▸ **What needs to be done**
Repeat the records below exactly, leaving out every picture.

▸ **Task inputs**
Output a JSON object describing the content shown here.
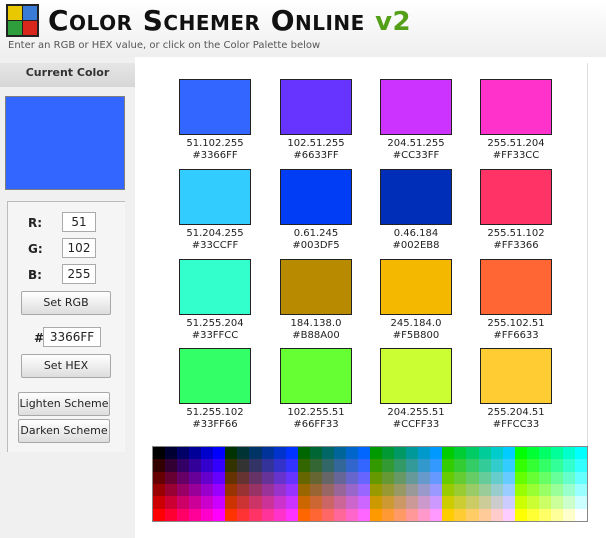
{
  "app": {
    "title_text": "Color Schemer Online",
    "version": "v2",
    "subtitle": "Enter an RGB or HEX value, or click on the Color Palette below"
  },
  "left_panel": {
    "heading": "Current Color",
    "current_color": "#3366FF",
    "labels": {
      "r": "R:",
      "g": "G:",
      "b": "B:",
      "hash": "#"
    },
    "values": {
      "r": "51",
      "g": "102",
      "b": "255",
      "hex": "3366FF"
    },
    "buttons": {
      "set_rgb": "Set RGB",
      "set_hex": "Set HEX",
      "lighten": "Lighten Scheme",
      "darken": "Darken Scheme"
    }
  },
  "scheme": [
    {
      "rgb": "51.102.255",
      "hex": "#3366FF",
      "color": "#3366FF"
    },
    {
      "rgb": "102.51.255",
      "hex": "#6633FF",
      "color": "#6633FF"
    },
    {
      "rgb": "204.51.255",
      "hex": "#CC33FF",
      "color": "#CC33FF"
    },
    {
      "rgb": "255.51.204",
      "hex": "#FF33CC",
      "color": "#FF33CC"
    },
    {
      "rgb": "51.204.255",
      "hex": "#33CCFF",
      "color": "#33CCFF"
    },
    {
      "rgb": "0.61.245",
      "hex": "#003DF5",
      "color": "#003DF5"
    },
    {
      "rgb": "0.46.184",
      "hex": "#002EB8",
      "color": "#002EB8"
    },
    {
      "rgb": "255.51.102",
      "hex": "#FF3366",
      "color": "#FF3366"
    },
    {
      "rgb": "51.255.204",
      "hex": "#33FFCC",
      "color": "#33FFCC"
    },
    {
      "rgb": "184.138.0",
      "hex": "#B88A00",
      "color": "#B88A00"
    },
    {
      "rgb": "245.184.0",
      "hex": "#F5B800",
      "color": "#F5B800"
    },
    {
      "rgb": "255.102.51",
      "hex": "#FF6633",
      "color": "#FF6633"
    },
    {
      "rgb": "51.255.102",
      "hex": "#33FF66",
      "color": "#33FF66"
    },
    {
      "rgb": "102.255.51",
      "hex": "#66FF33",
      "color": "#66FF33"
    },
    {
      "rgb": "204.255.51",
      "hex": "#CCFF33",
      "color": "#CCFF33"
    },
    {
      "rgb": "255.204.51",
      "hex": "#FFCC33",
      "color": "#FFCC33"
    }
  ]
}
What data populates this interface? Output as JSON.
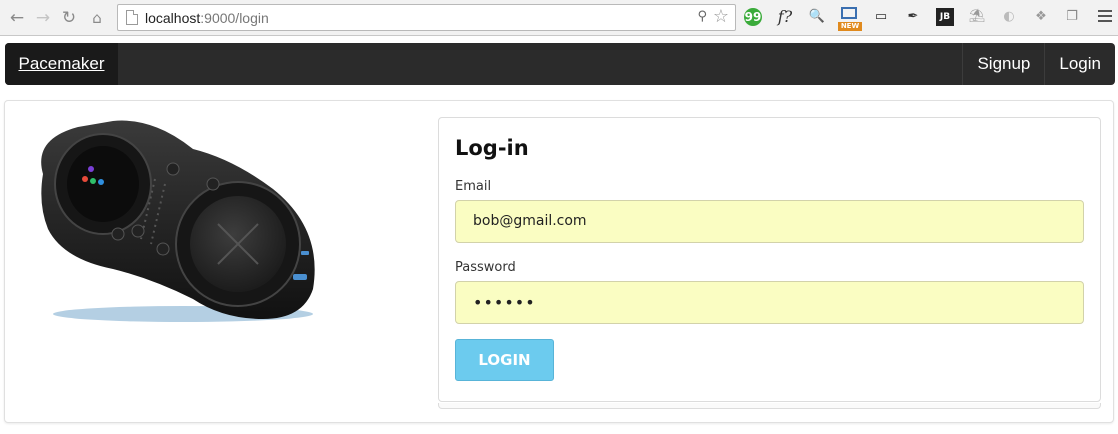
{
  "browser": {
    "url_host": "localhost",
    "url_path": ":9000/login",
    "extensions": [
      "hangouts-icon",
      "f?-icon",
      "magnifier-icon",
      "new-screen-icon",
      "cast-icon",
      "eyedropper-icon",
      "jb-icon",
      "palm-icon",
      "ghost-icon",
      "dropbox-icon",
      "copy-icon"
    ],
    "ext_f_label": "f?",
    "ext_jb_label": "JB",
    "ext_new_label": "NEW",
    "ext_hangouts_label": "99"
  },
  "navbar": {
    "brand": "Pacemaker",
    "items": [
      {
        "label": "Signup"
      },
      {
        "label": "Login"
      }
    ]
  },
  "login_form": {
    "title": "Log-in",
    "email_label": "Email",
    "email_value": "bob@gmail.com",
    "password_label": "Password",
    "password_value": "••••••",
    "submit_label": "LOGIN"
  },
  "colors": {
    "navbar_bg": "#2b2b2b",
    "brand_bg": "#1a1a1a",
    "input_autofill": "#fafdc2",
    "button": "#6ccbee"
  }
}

▸ **The answer**
Output a JSON object describing the content shown here.
{
  "app": {
    "title_text": "Color Schemer Online",
    "version": "v2",
    "subtitle": "Enter an RGB or HEX value, or click on the Color Palette below"
  },
  "left_panel": {
    "heading": "Current Color",
    "current_color": "#3366FF",
    "labels": {
      "r": "R:",
      "g": "G:",
      "b": "B:",
      "hash": "#"
    },
    "values": {
      "r": "51",
      "g": "102",
      "b": "255",
      "hex": "3366FF"
    },
    "buttons": {
      "set_rgb": "Set RGB",
      "set_hex": "Set HEX",
      "lighten": "Lighten Scheme",
      "darken": "Darken Scheme"
    }
  },
  "scheme": [
    {
      "rgb": "51.102.255",
      "hex": "#3366FF",
      "color": "#3366FF"
    },
    {
      "rgb": "102.51.255",
      "hex": "#6633FF",
      "color": "#6633FF"
    },
    {
      "rgb": "204.51.255",
      "hex": "#CC33FF",
      "color": "#CC33FF"
    },
    {
      "rgb": "255.51.204",
      "hex": "#FF33CC",
      "color": "#FF33CC"
    },
    {
      "rgb": "51.204.255",
      "hex": "#33CCFF",
      "color": "#33CCFF"
    },
    {
      "rgb": "0.61.245",
      "hex": "#003DF5",
      "color": "#003DF5"
    },
    {
      "rgb": "0.46.184",
      "hex": "#002EB8",
      "color": "#002EB8"
    },
    {
      "rgb": "255.51.102",
      "hex": "#FF3366",
      "color": "#FF3366"
    },
    {
      "rgb": "51.255.204",
      "hex": "#33FFCC",
      "color": "#33FFCC"
    },
    {
      "rgb": "184.138.0",
      "hex": "#B88A00",
      "color": "#B88A00"
    },
    {
      "rgb": "245.184.0",
      "hex": "#F5B800",
      "color": "#F5B800"
    },
    {
      "rgb": "255.102.51",
      "hex": "#FF6633",
      "color": "#FF6633"
    },
    {
      "rgb": "51.255.102",
      "hex": "#33FF66",
      "color": "#33FF66"
    },
    {
      "rgb": "102.255.51",
      "hex": "#66FF33",
      "color": "#66FF33"
    },
    {
      "rgb": "204.255.51",
      "hex": "#CCFF33",
      "color": "#CCFF33"
    },
    {
      "rgb": "255.204.51",
      "hex": "#FFCC33",
      "color": "#FFCC33"
    }
  ]
}
What data populates this interface? Output as JSON.
{
  "browser": {
    "url_host": "localhost",
    "url_path": ":9000/login",
    "extensions": [
      "hangouts-icon",
      "f?-icon",
      "magnifier-icon",
      "new-screen-icon",
      "cast-icon",
      "eyedropper-icon",
      "jb-icon",
      "palm-icon",
      "ghost-icon",
      "dropbox-icon",
      "copy-icon"
    ],
    "ext_f_label": "f?",
    "ext_jb_label": "JB",
    "ext_new_label": "NEW",
    "ext_hangouts_label": "99"
  },
  "navbar": {
    "brand": "Pacemaker",
    "items": [
      {
        "label": "Signup"
      },
      {
        "label": "Login"
      }
    ]
  },
  "login_form": {
    "title": "Log-in",
    "email_label": "Email",
    "email_value": "bob@gmail.com",
    "password_label": "Password",
    "password_value": "••••••",
    "submit_label": "LOGIN"
  },
  "colors": {
    "navbar_bg": "#2b2b2b",
    "brand_bg": "#1a1a1a",
    "input_autofill": "#fafdc2",
    "button": "#6ccbee"
  }
}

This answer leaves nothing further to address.